▶ **WRITTEN PROBLEM**: Copy every line that mentions the word "lambda".

▶ **LISTING**:
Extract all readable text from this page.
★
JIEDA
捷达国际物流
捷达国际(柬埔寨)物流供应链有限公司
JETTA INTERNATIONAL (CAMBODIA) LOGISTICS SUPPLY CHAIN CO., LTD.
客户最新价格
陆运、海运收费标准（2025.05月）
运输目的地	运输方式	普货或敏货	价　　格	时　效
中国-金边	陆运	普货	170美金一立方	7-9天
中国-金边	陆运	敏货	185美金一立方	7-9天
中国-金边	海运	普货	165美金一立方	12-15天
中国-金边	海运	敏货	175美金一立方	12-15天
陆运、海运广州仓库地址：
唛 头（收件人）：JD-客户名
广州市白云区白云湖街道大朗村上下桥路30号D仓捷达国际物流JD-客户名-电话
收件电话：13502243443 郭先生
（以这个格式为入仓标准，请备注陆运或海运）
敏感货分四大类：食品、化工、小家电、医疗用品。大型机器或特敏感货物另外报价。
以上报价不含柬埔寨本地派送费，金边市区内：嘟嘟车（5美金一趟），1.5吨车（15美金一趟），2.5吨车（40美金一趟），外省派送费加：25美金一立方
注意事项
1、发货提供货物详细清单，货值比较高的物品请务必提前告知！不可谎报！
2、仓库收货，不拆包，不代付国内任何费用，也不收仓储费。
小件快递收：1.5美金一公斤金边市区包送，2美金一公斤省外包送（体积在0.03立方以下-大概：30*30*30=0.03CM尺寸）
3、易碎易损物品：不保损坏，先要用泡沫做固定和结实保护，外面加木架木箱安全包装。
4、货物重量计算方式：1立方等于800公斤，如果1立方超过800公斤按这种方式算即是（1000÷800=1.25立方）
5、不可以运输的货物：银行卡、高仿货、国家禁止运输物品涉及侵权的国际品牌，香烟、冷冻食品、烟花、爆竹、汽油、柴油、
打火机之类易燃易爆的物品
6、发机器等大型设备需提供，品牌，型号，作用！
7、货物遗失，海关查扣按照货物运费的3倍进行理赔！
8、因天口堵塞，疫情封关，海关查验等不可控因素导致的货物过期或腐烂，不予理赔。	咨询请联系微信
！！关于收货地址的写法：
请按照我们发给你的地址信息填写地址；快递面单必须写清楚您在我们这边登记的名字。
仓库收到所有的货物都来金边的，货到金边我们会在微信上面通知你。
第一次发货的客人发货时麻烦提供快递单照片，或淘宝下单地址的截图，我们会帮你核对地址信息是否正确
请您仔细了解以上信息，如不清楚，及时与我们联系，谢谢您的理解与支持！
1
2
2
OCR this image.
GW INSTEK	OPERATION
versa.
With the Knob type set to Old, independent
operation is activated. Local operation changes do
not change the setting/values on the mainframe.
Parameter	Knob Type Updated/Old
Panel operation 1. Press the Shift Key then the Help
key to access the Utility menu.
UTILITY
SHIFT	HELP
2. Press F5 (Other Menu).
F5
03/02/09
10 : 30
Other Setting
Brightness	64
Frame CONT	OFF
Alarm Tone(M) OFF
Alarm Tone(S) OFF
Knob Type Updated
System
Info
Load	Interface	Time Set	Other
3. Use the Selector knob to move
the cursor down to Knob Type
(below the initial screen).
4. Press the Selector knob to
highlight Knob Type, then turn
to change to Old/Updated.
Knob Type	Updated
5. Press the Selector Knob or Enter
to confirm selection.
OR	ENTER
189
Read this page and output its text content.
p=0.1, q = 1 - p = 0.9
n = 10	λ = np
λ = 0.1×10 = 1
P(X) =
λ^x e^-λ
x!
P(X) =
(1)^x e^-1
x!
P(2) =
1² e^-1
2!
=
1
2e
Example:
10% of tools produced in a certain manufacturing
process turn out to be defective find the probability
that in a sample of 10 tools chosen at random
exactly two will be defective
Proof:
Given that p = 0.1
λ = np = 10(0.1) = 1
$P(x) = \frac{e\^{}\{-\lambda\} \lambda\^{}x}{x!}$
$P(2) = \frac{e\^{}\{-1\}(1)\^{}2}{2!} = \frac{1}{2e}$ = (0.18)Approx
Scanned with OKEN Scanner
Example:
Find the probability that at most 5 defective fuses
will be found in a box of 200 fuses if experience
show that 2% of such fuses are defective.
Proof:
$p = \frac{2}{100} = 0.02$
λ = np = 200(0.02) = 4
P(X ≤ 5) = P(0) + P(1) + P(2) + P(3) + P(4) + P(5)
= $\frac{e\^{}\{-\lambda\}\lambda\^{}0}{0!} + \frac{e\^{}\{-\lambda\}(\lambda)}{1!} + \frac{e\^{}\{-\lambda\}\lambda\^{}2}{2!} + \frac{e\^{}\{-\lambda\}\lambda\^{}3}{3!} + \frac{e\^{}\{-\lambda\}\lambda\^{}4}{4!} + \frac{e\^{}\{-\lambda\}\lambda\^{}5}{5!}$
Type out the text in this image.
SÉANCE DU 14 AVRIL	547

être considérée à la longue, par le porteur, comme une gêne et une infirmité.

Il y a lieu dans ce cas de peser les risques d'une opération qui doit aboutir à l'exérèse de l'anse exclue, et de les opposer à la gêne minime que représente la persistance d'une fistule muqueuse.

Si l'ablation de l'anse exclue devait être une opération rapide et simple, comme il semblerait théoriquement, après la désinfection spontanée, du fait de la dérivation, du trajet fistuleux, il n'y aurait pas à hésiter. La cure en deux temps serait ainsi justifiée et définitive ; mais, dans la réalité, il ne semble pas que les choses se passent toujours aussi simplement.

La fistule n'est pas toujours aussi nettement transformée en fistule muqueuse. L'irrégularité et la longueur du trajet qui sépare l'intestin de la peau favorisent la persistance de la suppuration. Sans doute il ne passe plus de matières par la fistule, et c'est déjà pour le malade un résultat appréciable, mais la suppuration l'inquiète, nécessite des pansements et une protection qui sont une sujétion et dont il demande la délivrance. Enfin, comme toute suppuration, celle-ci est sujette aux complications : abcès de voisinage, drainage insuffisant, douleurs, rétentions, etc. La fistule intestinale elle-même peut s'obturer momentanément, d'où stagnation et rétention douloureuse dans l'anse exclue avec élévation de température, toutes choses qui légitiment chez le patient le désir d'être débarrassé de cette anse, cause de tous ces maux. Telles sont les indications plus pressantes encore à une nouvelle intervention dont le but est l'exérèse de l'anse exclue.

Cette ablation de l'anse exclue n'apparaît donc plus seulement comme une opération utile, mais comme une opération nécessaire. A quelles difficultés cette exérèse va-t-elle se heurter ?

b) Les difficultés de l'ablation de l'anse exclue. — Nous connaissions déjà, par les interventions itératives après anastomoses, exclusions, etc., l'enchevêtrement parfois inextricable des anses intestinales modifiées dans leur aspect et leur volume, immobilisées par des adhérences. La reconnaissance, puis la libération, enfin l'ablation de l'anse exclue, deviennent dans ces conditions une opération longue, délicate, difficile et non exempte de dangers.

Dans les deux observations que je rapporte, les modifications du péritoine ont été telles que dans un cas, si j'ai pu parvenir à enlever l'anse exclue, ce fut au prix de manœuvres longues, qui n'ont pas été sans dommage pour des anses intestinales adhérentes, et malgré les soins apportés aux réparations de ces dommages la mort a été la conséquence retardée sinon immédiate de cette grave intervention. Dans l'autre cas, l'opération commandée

▶ **RESPONSE**:
$P(x) = \frac{e\^{}\{-\lambda\} \lambda\^{}x}{x!}$
= $\frac{e\^{}\{-\lambda\}\lambda\^{}0}{0!} + \frac{e\^{}\{-\lambda\}(\lambda)}{1!} + \frac{e\^{}\{-\lambda\}\lambda\^{}2}{2!} + \frac{e\^{}\{-\lambda\}\lambda\^{}3}{3!} + \frac{e\^{}\{-\lambda\}\lambda\^{}4}{4!} + \frac{e\^{}\{-\lambda\}\lambda\^{}5}{5!}$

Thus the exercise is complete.